» Data for this exercise
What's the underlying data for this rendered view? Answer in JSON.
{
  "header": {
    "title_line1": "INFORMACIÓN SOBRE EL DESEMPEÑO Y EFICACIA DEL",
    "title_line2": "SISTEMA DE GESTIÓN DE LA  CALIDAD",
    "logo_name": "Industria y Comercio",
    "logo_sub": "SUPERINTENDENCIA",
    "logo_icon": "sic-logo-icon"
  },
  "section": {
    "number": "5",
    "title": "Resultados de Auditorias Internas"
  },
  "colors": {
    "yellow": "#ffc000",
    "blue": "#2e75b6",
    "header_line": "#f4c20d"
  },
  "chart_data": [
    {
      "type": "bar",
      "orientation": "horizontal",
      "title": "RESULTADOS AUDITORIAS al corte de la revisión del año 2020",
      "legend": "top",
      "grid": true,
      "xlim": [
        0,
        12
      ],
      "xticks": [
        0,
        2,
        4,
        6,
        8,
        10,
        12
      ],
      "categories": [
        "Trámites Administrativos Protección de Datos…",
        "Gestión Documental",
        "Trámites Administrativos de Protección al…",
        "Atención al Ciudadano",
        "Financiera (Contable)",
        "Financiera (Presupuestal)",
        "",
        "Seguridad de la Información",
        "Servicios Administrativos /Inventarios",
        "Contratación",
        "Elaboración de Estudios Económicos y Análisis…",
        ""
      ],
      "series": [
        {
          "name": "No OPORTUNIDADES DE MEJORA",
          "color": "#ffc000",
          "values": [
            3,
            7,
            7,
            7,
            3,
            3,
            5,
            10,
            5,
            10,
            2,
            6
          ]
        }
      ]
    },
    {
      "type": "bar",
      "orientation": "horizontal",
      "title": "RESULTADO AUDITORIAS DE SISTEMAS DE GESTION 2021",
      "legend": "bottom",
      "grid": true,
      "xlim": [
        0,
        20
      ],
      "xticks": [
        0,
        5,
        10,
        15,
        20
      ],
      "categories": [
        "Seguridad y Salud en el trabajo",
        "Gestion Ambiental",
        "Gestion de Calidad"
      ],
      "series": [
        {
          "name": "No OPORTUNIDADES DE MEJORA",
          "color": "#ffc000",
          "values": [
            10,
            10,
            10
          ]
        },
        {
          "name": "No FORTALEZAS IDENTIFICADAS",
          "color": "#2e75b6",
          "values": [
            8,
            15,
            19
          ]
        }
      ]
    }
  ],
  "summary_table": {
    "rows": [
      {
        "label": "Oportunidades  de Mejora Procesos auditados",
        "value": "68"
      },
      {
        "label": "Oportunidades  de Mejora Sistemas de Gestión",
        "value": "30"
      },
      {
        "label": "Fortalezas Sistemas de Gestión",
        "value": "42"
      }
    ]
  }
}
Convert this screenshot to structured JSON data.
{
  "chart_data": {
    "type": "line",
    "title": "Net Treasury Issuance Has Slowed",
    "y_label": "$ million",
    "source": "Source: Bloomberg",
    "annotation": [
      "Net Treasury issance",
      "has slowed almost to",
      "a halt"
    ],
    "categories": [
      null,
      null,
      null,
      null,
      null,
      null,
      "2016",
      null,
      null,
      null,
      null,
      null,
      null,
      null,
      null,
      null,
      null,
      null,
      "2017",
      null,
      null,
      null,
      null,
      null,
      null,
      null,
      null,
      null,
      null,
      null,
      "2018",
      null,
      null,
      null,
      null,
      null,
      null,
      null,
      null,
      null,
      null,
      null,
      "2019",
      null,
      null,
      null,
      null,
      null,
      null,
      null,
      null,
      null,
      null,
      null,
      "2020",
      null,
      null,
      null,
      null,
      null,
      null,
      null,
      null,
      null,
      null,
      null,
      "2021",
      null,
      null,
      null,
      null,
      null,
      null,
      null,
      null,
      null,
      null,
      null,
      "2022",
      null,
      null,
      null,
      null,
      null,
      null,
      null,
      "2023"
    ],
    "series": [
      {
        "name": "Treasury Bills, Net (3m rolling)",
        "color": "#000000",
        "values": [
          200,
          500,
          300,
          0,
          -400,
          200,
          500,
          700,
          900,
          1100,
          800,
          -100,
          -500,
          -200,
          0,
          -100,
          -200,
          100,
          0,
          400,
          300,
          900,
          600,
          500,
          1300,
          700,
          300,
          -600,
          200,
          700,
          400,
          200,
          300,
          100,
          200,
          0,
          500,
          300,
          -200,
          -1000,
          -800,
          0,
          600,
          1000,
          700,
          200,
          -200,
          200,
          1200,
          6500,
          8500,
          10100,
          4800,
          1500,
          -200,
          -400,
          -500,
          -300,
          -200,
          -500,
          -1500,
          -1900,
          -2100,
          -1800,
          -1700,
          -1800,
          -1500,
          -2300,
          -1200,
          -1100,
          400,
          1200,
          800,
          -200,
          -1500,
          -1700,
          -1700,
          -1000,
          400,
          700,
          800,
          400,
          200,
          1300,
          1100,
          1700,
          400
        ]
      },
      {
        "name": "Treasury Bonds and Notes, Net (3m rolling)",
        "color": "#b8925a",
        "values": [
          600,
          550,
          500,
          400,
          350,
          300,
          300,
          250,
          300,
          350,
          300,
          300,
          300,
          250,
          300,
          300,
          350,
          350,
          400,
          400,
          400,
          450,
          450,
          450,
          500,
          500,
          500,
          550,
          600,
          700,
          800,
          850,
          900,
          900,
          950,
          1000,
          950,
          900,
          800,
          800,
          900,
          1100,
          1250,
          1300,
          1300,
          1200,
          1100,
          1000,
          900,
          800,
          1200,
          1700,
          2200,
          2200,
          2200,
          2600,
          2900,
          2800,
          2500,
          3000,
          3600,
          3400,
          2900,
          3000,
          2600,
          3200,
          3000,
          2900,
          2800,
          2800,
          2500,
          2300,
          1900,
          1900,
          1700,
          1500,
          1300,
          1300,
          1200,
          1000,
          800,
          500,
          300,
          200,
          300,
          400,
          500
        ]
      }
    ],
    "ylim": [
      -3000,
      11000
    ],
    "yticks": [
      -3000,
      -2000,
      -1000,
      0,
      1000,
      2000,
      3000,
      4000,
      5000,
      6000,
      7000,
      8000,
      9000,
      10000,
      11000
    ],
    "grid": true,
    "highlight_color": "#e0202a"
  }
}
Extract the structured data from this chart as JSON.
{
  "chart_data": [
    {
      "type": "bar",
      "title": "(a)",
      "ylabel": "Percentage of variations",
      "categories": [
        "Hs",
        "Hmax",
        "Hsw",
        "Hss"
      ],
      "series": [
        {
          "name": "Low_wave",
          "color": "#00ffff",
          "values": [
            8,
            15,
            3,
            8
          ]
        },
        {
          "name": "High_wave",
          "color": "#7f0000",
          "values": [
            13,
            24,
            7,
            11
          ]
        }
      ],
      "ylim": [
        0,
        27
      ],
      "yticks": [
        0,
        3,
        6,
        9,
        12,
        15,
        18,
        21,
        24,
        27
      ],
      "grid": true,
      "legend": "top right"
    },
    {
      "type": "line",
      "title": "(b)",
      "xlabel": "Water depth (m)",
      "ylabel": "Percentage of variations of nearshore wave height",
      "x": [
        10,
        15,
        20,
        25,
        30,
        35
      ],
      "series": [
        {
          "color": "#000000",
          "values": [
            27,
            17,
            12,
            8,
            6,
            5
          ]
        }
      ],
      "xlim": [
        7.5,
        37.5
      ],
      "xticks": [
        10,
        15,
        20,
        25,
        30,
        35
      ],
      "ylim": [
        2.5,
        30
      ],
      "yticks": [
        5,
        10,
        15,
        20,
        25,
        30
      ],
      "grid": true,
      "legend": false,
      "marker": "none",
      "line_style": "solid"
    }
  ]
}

» Your task
Repeat the material in full, exactly as it stands.

» Exercise result
What's the underlying data for this rendered view? Answer in JSON.
{
  "header": {
    "title_line1": "INFORMACIÓN SOBRE EL DESEMPEÑO Y EFICACIA DEL",
    "title_line2": "SISTEMA DE GESTIÓN DE LA  CALIDAD",
    "logo_name": "Industria y Comercio",
    "logo_sub": "SUPERINTENDENCIA",
    "logo_icon": "sic-logo-icon"
  },
  "section": {
    "number": "5",
    "title": "Resultados de Auditorias Internas"
  },
  "colors": {
    "yellow": "#ffc000",
    "blue": "#2e75b6",
    "header_line": "#f4c20d"
  },
  "chart_data": [
    {
      "type": "bar",
      "orientation": "horizontal",
      "title": "RESULTADOS AUDITORIAS al corte de la revisión del año 2020",
      "legend": "top",
      "grid": true,
      "xlim": [
        0,
        12
      ],
      "xticks": [
        0,
        2,
        4,
        6,
        8,
        10,
        12
      ],
      "categories": [
        "Trámites Administrativos Protección de Datos…",
        "Gestión Documental",
        "Trámites Administrativos de Protección al…",
        "Atención al Ciudadano",
        "Financiera (Contable)",
        "Financiera (Presupuestal)",
        "",
        "Seguridad de la Información",
        "Servicios Administrativos /Inventarios",
        "Contratación",
        "Elaboración de Estudios Económicos y Análisis…",
        ""
      ],
      "series": [
        {
          "name": "No OPORTUNIDADES DE MEJORA",
          "color": "#ffc000",
          "values": [
            3,
            7,
            7,
            7,
            3,
            3,
            5,
            10,
            5,
            10,
            2,
            6
          ]
        }
      ]
    },
    {
      "type": "bar",
      "orientation": "horizontal",
      "title": "RESULTADO AUDITORIAS DE SISTEMAS DE GESTION 2021",
      "legend": "bottom",
      "grid": true,
      "xlim": [
        0,
        20
      ],
      "xticks": [
        0,
        5,
        10,
        15,
        20
      ],
      "categories": [
        "Seguridad y Salud en el trabajo",
        "Gestion Ambiental",
        "Gestion de Calidad"
      ],
      "series": [
        {
          "name": "No OPORTUNIDADES DE MEJORA",
          "color": "#ffc000",
          "values": [
            10,
            10,
            10
          ]
        },
        {
          "name": "No FORTALEZAS IDENTIFICADAS",
          "color": "#2e75b6",
          "values": [
            8,
            15,
            19
          ]
        }
      ]
    }
  ],
  "summary_table": {
    "rows": [
      {
        "label": "Oportunidades  de Mejora Procesos auditados",
        "value": "68"
      },
      {
        "label": "Oportunidades  de Mejora Sistemas de Gestión",
        "value": "30"
      },
      {
        "label": "Fortalezas Sistemas de Gestión",
        "value": "42"
      }
    ]
  }
}
Convert this screenshot to structured JSON data.
{
  "chart_data": {
    "type": "line",
    "title": "Net Treasury Issuance Has Slowed",
    "y_label": "$ million",
    "source": "Source: Bloomberg",
    "annotation": [
      "Net Treasury issance",
      "has slowed almost to",
      "a halt"
    ],
    "categories": [
      null,
      null,
      null,
      null,
      null,
      null,
      "2016",
      null,
      null,
      null,
      null,
      null,
      null,
      null,
      null,
      null,
      null,
      null,
      "2017",
      null,
      null,
      null,
      null,
      null,
      null,
      null,
      null,
      null,
      null,
      null,
      "2018",
      null,
      null,
      null,
      null,
      null,
      null,
      null,
      null,
      null,
      null,
      null,
      "2019",
      null,
      null,
      null,
      null,
      null,
      null,
      null,
      null,
      null,
      null,
      null,
      "2020",
      null,
      null,
      null,
      null,
      null,
      null,
      null,
      null,
      null,
      null,
      null,
      "2021",
      null,
      null,
      null,
      null,
      null,
      null,
      null,
      null,
      null,
      null,
      null,
      "2022",
      null,
      null,
      null,
      null,
      null,
      null,
      null,
      "2023"
    ],
    "series": [
      {
        "name": "Treasury Bills, Net (3m rolling)",
        "color": "#000000",
        "values": [
          200,
          500,
          300,
          0,
          -400,
          200,
          500,
          700,
          900,
          1100,
          800,
          -100,
          -500,
          -200,
          0,
          -100,
          -200,
          100,
          0,
          400,
          300,
          900,
          600,
          500,
          1300,
          700,
          300,
          -600,
          200,
          700,
          400,
          200,
          300,
          100,
          200,
          0,
          500,
          300,
          -200,
          -1000,
          -800,
          0,
          600,
          1000,
          700,
          200,
          -200,
          200,
          1200,
          6500,
          8500,
          10100,
          4800,
          1500,
          -200,
          -400,
          -500,
          -300,
          -200,
          -500,
          -1500,
          -1900,
          -2100,
          -1800,
          -1700,
          -1800,
          -1500,
          -2300,
          -1200,
          -1100,
          400,
          1200,
          800,
          -200,
          -1500,
          -1700,
          -1700,
          -1000,
          400,
          700,
          800,
          400,
          200,
          1300,
          1100,
          1700,
          400
        ]
      },
      {
        "name": "Treasury Bonds and Notes, Net (3m rolling)",
        "color": "#b8925a",
        "values": [
          600,
          550,
          500,
          400,
          350,
          300,
          300,
          250,
          300,
          350,
          300,
          300,
          300,
          250,
          300,
          300,
          350,
          350,
          400,
          400,
          400,
          450,
          450,
          450,
          500,
          500,
          500,
          550,
          600,
          700,
          800,
          850,
          900,
          900,
          950,
          1000,
          950,
          900,
          800,
          800,
          900,
          1100,
          1250,
          1300,
          1300,
          1200,
          1100,
          1000,
          900,
          800,
          1200,
          1700,
          2200,
          2200,
          2200,
          2600,
          2900,
          2800,
          2500,
          3000,
          3600,
          3400,
          2900,
          3000,
          2600,
          3200,
          3000,
          2900,
          2800,
          2800,
          2500,
          2300,
          1900,
          1900,
          1700,
          1500,
          1300,
          1300,
          1200,
          1000,
          800,
          500,
          300,
          200,
          300,
          400,
          500
        ]
      }
    ],
    "ylim": [
      -3000,
      11000
    ],
    "yticks": [
      -3000,
      -2000,
      -1000,
      0,
      1000,
      2000,
      3000,
      4000,
      5000,
      6000,
      7000,
      8000,
      9000,
      10000,
      11000
    ],
    "grid": true,
    "highlight_color": "#e0202a"
  }
}
Extract the structured data from this chart as JSON.
{
  "chart_data": [
    {
      "type": "bar",
      "title": "(a)",
      "ylabel": "Percentage of variations",
      "categories": [
        "Hs",
        "Hmax",
        "Hsw",
        "Hss"
      ],
      "series": [
        {
          "name": "Low_wave",
          "color": "#00ffff",
          "values": [
            8,
            15,
            3,
            8
          ]
        },
        {
          "name": "High_wave",
          "color": "#7f0000",
          "values": [
            13,
            24,
            7,
            11
          ]
        }
      ],
      "ylim": [
        0,
        27
      ],
      "yticks": [
        0,
        3,
        6,
        9,
        12,
        15,
        18,
        21,
        24,
        27
      ],
      "grid": true,
      "legend": "top right"
    },
    {
      "type": "line",
      "title": "(b)",
      "xlabel": "Water depth (m)",
      "ylabel": "Percentage of variations of nearshore wave height",
      "x": [
        10,
        15,
        20,
        25,
        30,
        35
      ],
      "series": [
        {
          "color": "#000000",
          "values": [
            27,
            17,
            12,
            8,
            6,
            5
          ]
        }
      ],
      "xlim": [
        7.5,
        37.5
      ],
      "xticks": [
        10,
        15,
        20,
        25,
        30,
        35
      ],
      "ylim": [
        2.5,
        30
      ],
      "yticks": [
        5,
        10,
        15,
        20,
        25,
        30
      ],
      "grid": true,
      "legend": false,
      "marker": "none",
      "line_style": "solid"
    }
  ]
}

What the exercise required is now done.